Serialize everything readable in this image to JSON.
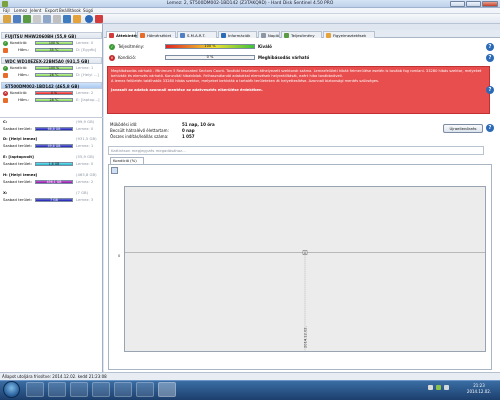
{
  "window": {
    "title": "Lemez: 2, ST500DM002-1BD142 (Z3TAKQ9D) - Hard Disk Sentinel 4.50 PRO"
  },
  "menubar": [
    "Fájl",
    "Lemez",
    "Jelent",
    "Export",
    "Beállítások",
    "Súgó"
  ],
  "sidebar": {
    "disks": [
      {
        "name": "FUJITSU MHW2060BH",
        "size": "(55,9 GB)",
        "kondicio_label": "Kondíció:",
        "kondicio_value": "100 %",
        "kondicio_sub": "Lemez: 0",
        "homer_label": "Hőm.:",
        "homer_value": "35 °C",
        "homer_sub": "D: [Egyéb]",
        "status": "ok"
      },
      {
        "name": "WDC WD10EZEX-22BN5A0",
        "size": "(931,5 GB)",
        "kondicio_label": "Kondíció:",
        "kondicio_value": "100 %",
        "kondicio_sub": "Lemez: 1",
        "homer_label": "Hőm.:",
        "homer_value": "26 °C",
        "homer_sub": "D: [Helyi ...]",
        "status": "ok"
      },
      {
        "name": "ST500DM002-1BD142",
        "size": "(465,8 GB)",
        "kondicio_label": "Kondíció:",
        "kondicio_value": "0 %",
        "kondicio_sub": "Lemez: 2",
        "homer_label": "Hőm.:",
        "homer_value": "28 °C",
        "homer_sub": "E: [laptop...]",
        "status": "bad"
      }
    ],
    "volumes": [
      {
        "name": "C:",
        "size": "(99,9 GB)",
        "free_label": "Szabad terület:",
        "free_value": "66,8 GB",
        "disk": "Lemez: 0",
        "color": "blue"
      },
      {
        "name": "D: [Helyi lemez]",
        "size": "(931,5 GB)",
        "free_label": "Szabad terület:",
        "free_value": "49,6 GB",
        "disk": "Lemez: 1",
        "color": "blue"
      },
      {
        "name": "E: [laptopvolt]",
        "size": "(55,9 GB)",
        "free_label": "Szabad terület:",
        "free_value": "1,6 GB",
        "disk": "Lemez: 0",
        "color": "cyan"
      },
      {
        "name": "H: [Helyi lemez]",
        "size": "(465,8 GB)",
        "free_label": "Szabad terület:",
        "free_value": "456,1 GB",
        "disk": "Lemez: 2",
        "color": "purple"
      },
      {
        "name": "X:",
        "size": "(7 GB)",
        "free_label": "Szabad terület:",
        "free_value": "7 GB",
        "disk": "Lemez: 3",
        "color": "blue"
      }
    ]
  },
  "tabs": [
    "Áttekintés",
    "Hőmérséklet",
    "S.M.A.R.T.",
    "Információk",
    "Napló",
    "Teljesítmény",
    "Figyelmeztetések"
  ],
  "overview": {
    "teljesitmeny_label": "Teljesítmény:",
    "teljesitmeny_value": "100 %",
    "teljesitmeny_status": "Kiváló",
    "teljesitmeny_percent": 100,
    "kondicio_label": "Kondíció:",
    "kondicio_value": "0 %",
    "kondicio_status": "Meghibásodás várható",
    "kondicio_percent": 0
  },
  "alert": {
    "text": "Meghibásodás várható - Minimum 5 Reallocated Sectors Count. További teszteken áthelyezett szektorok száma. Lemezfelületi hibák felmerülése esetén is tovább fog romlani. 33280 hibás szektor, melyeket behívták és elemzés várható. Konzultál hibakódok. Felhasználandó adatokkal elemzések helyreállítását, ezért hiba továbbnöveli.",
    "text2": "A lemez felületén találhatók 33280 hibás szektor, melyeket behívták a tartalék területeken át helyettesítése. Azonnali biztonsági mentés szükséges.",
    "highlight": "Javasolt az adatok azonnali mentése az adatvesztés elkerülése érdekében."
  },
  "stats": [
    {
      "label": "Működési idő:",
      "value": "51 nap, 10 óra"
    },
    {
      "label": "Becsült hátralévő élettartam:",
      "value": "0 nap"
    },
    {
      "label": "Összes indítás/leállás száma:",
      "value": "1 057"
    }
  ],
  "refresh_button": "Újraellenőrzés",
  "comment_placeholder": "Kattintson megjegyzés megadásához...",
  "chart_tab": "Kondíció  (%)",
  "chart_data": {
    "type": "line",
    "x": [
      "2014.12.02."
    ],
    "series": [
      {
        "values": [
          0
        ]
      }
    ],
    "point_label": "0",
    "ylabel": "",
    "xlabel": ""
  },
  "statusbar": "Állapot utoljára frissítve: 2014.12.02. kedd 21:23:08",
  "taskbar": {
    "time": "21:23",
    "date": "2014.12.02."
  }
}
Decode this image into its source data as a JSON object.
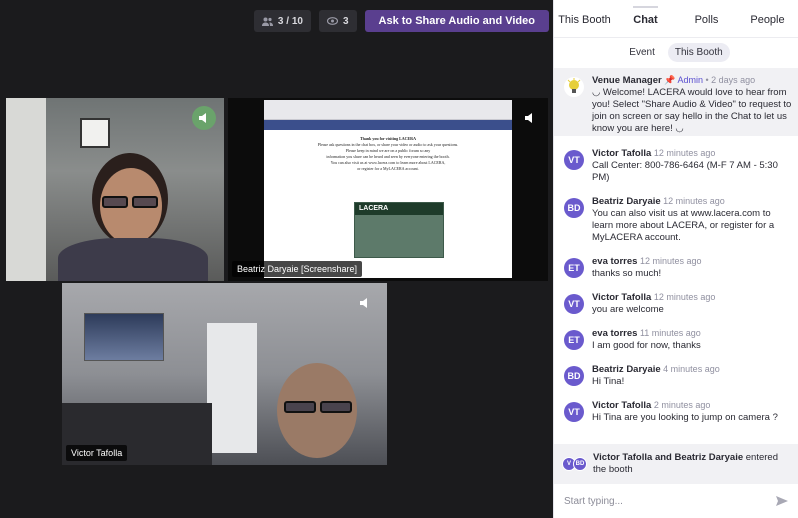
{
  "stage": {
    "attendees": "3 / 10",
    "viewers": "3",
    "ask_button": "Ask to Share Audio and Video",
    "tiles": [
      {
        "name": ""
      },
      {
        "name": "Beatriz Daryaie [Screenshare]"
      },
      {
        "name": "Victor Tafolla"
      }
    ],
    "screenshare": {
      "doc_lines": [
        "Thank you for visiting LACERA",
        "Please ask questions in the chat box, or share your video or audio to ask your questions.",
        "Please keep in mind we are on a public forum so any",
        "information you share can be heard and seen by everyone entering the booth.",
        "You can also visit us at www.lacera.com to learn more about LACERA,",
        "or register for a MyLACERA account."
      ],
      "logo": "LACERA"
    }
  },
  "sidebar": {
    "tabs": [
      "This Booth",
      "Chat",
      "Polls",
      "People"
    ],
    "active_tab": "Chat",
    "subtabs": [
      "Event",
      "This Booth"
    ],
    "active_subtab": "This Booth",
    "pinned": {
      "name": "Venue Manager",
      "role": "Admin",
      "time": "• 2 days ago",
      "text": "◡ Welcome! LACERA would love to hear from you! Select \"Share Audio & Video\" to request to join on screen or say hello in the Chat to let us know you are here! ◡"
    },
    "messages": [
      {
        "initials": "VT",
        "name": "Victor Tafolla",
        "time": "12 minutes ago",
        "text": "Call Center: 800-786-6464 (M-F 7 AM - 5:30 PM)"
      },
      {
        "initials": "BD",
        "name": "Beatriz Daryaie",
        "time": "12 minutes ago",
        "text": "You can also visit us at www.lacera.com to learn more about LACERA, or register for a MyLACERA account."
      },
      {
        "initials": "ET",
        "name": "eva torres",
        "time": "12 minutes ago",
        "text": "thanks so much!"
      },
      {
        "initials": "VT",
        "name": "Victor Tafolla",
        "time": "12 minutes ago",
        "text": "you are welcome"
      },
      {
        "initials": "ET",
        "name": "eva torres",
        "time": "11 minutes ago",
        "text": "I am good for now, thanks"
      },
      {
        "initials": "BD",
        "name": "Beatriz Daryaie",
        "time": "4 minutes ago",
        "text": "Hi Tina!"
      },
      {
        "initials": "VT",
        "name": "Victor Tafolla",
        "time": "2 minutes ago",
        "text": "Hi Tina are you looking to jump on camera ?"
      }
    ],
    "joined": {
      "avatars": [
        "V",
        "BD"
      ],
      "names": "Victor Tafolla and Beatriz Daryaie",
      "suffix": " entered the booth"
    },
    "composer_placeholder": "Start typing..."
  },
  "colors": {
    "accent": "#5a3f8f",
    "avatar": "#6a5acd",
    "stage_bg": "#1b1b1d"
  },
  "icons": {
    "attendees": "people-icon",
    "viewers": "eye-icon",
    "audio": "speaker-icon",
    "pin": "pin-icon",
    "send": "send-icon"
  }
}
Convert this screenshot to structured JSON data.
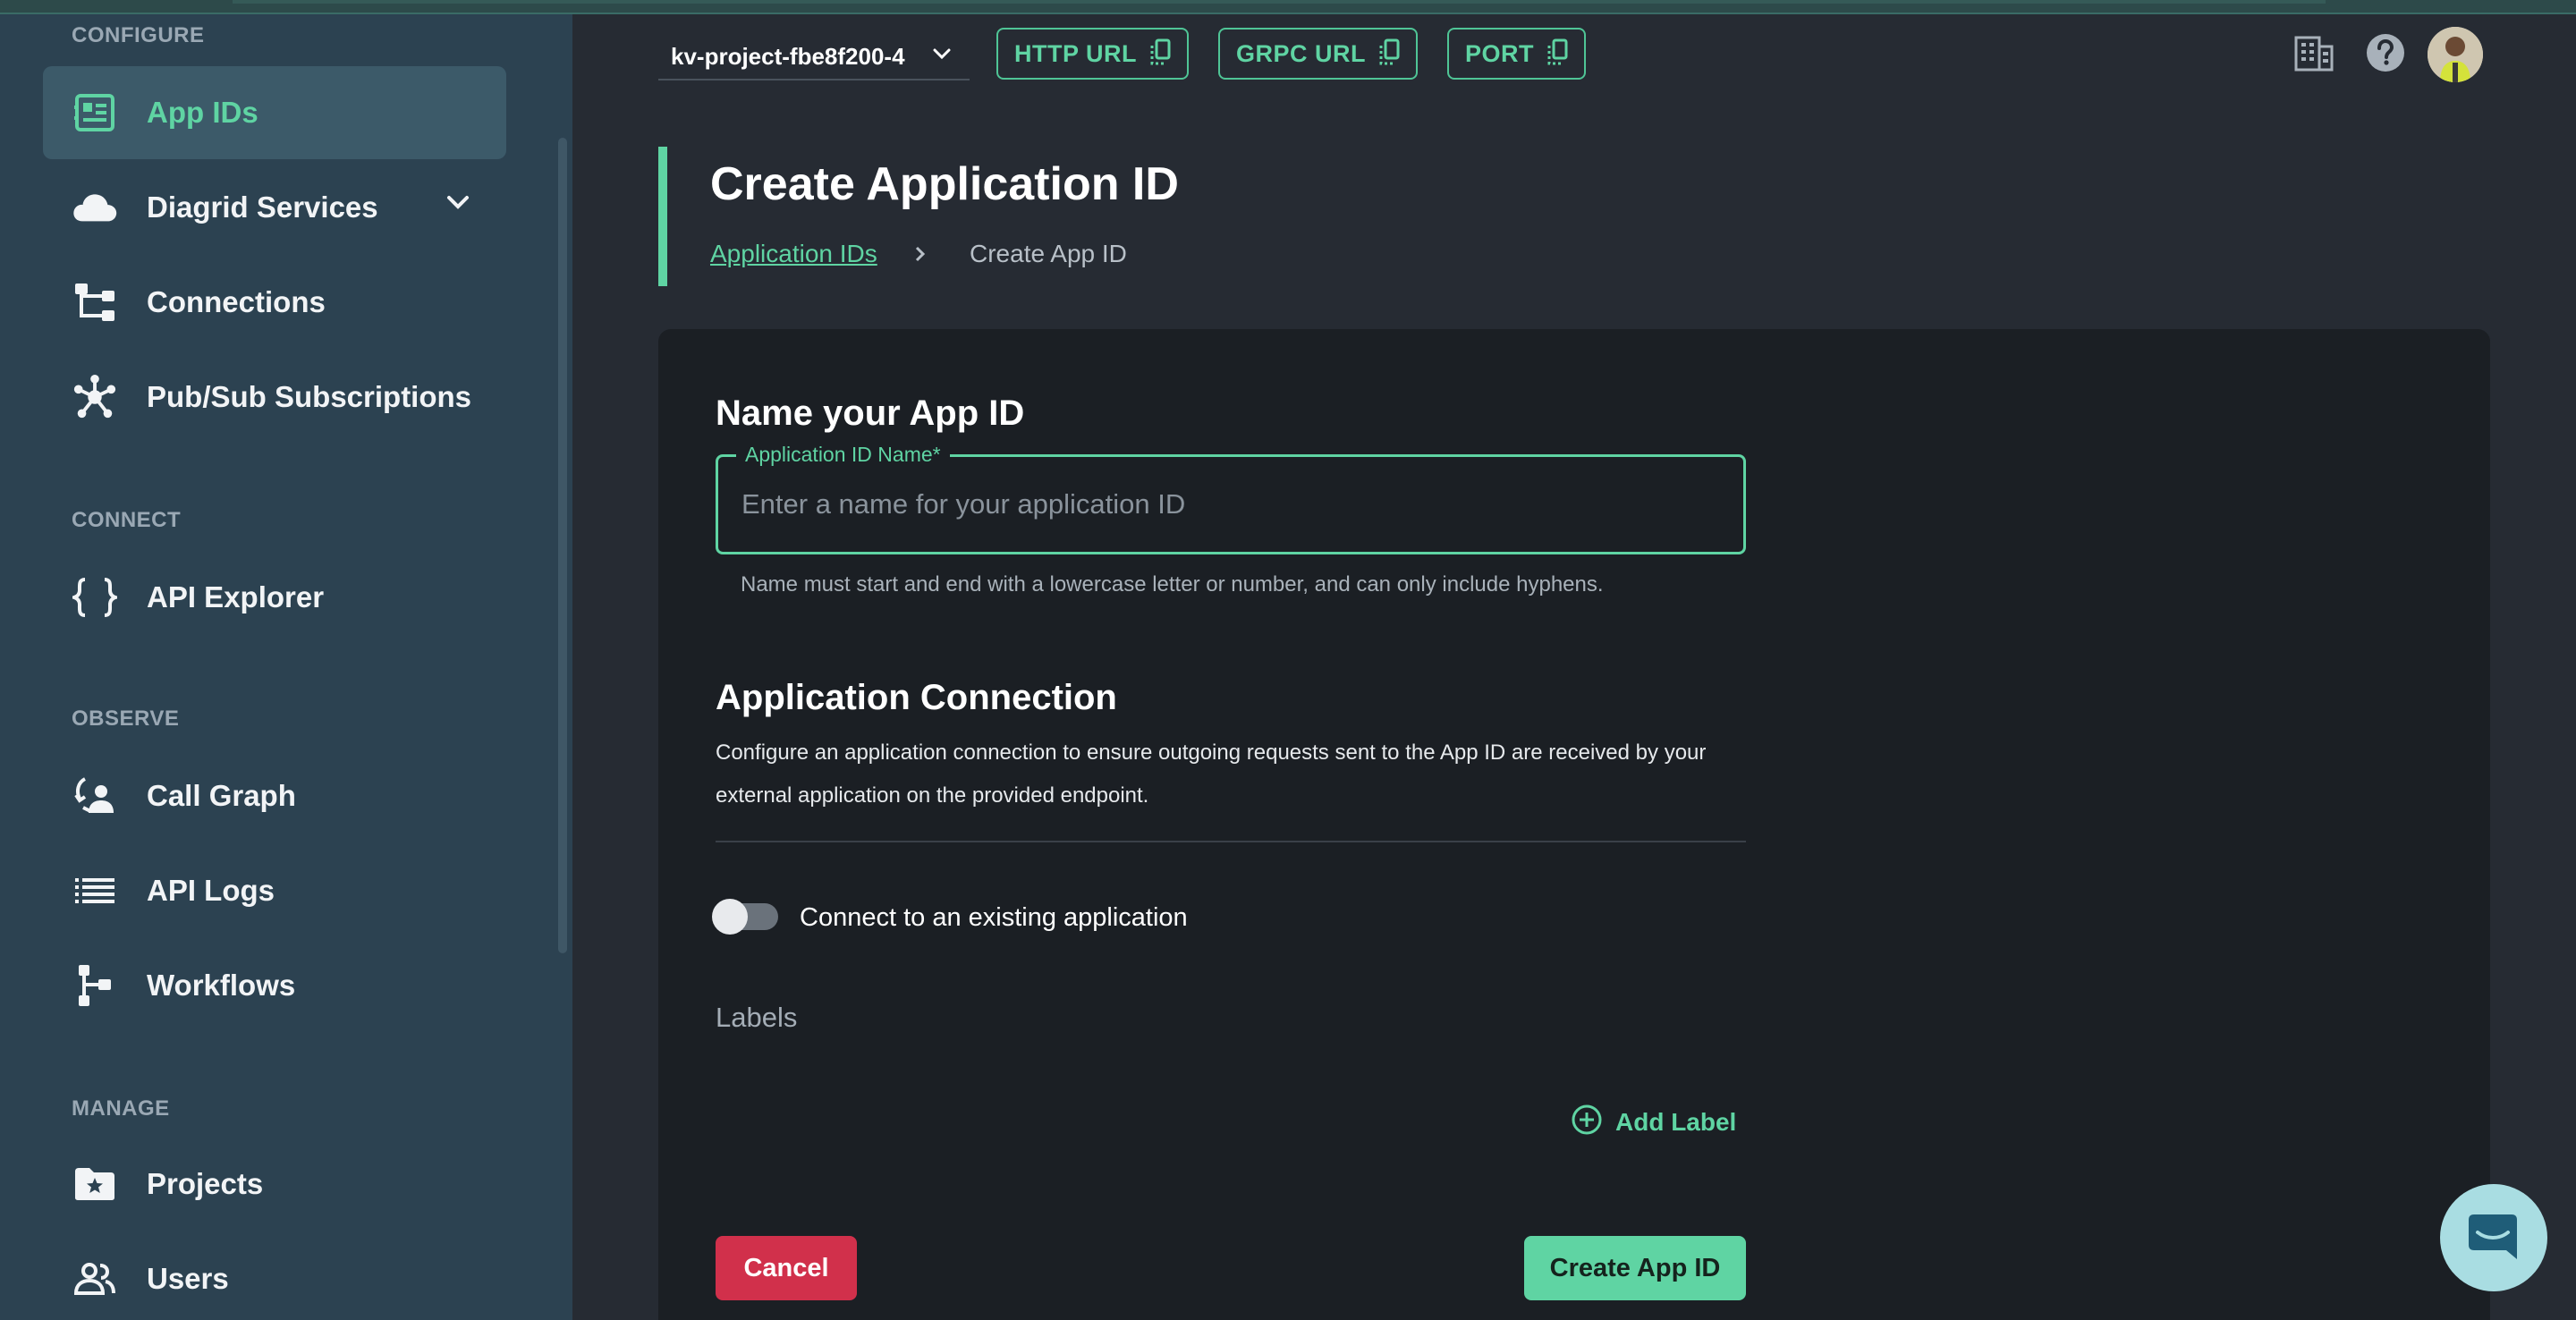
{
  "colors": {
    "accent": "#5fd4a3",
    "sidebar_bg": "#2c4251",
    "card_bg": "#1b1f24",
    "danger": "#d1304b"
  },
  "sidebar": {
    "sections": {
      "configure": "CONFIGURE",
      "connect": "CONNECT",
      "observe": "OBSERVE",
      "manage": "MANAGE"
    },
    "items": [
      {
        "label": "App IDs",
        "icon": "app-ids-icon",
        "active": true
      },
      {
        "label": "Diagrid Services",
        "icon": "cloud-icon"
      },
      {
        "label": "Connections",
        "icon": "connections-icon"
      },
      {
        "label": "Pub/Sub Subscriptions",
        "icon": "pubsub-icon"
      },
      {
        "label": "API Explorer",
        "icon": "braces-icon"
      },
      {
        "label": "Call Graph",
        "icon": "call-graph-icon"
      },
      {
        "label": "API Logs",
        "icon": "list-icon"
      },
      {
        "label": "Workflows",
        "icon": "workflow-icon"
      },
      {
        "label": "Projects",
        "icon": "folder-star-icon"
      },
      {
        "label": "Users",
        "icon": "users-icon"
      }
    ]
  },
  "header": {
    "project": "kv-project-fbe8f200-4",
    "http_url": "HTTP URL",
    "grpc_url": "GRPC URL",
    "port": "PORT"
  },
  "page": {
    "title": "Create Application ID",
    "breadcrumb_link": "Application IDs",
    "breadcrumb_current": "Create App ID"
  },
  "form": {
    "name_heading": "Name your App ID",
    "name_legend": "Application ID Name",
    "name_required": "*",
    "name_placeholder": "Enter a name for your application ID",
    "name_value": "",
    "name_helper": "Name must start and end with a lowercase letter or number, and can only include hyphens.",
    "connection_heading": "Application Connection",
    "connection_desc": "Configure an application connection to ensure outgoing requests sent to the App ID are received by your external application on the provided endpoint.",
    "toggle_label": "Connect to an existing application",
    "toggle_on": false,
    "labels_title": "Labels",
    "add_label": "Add Label",
    "cancel": "Cancel",
    "create": "Create App ID"
  }
}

__PROBLEM DETAILS__
Gather from the entries above all lines that include the string "Please".

__RESPONSE BELOW__
        "Please ask questions in the chat box, or share your video or audio to ask your questions.",
        "Please keep in mind we are on a public forum so any",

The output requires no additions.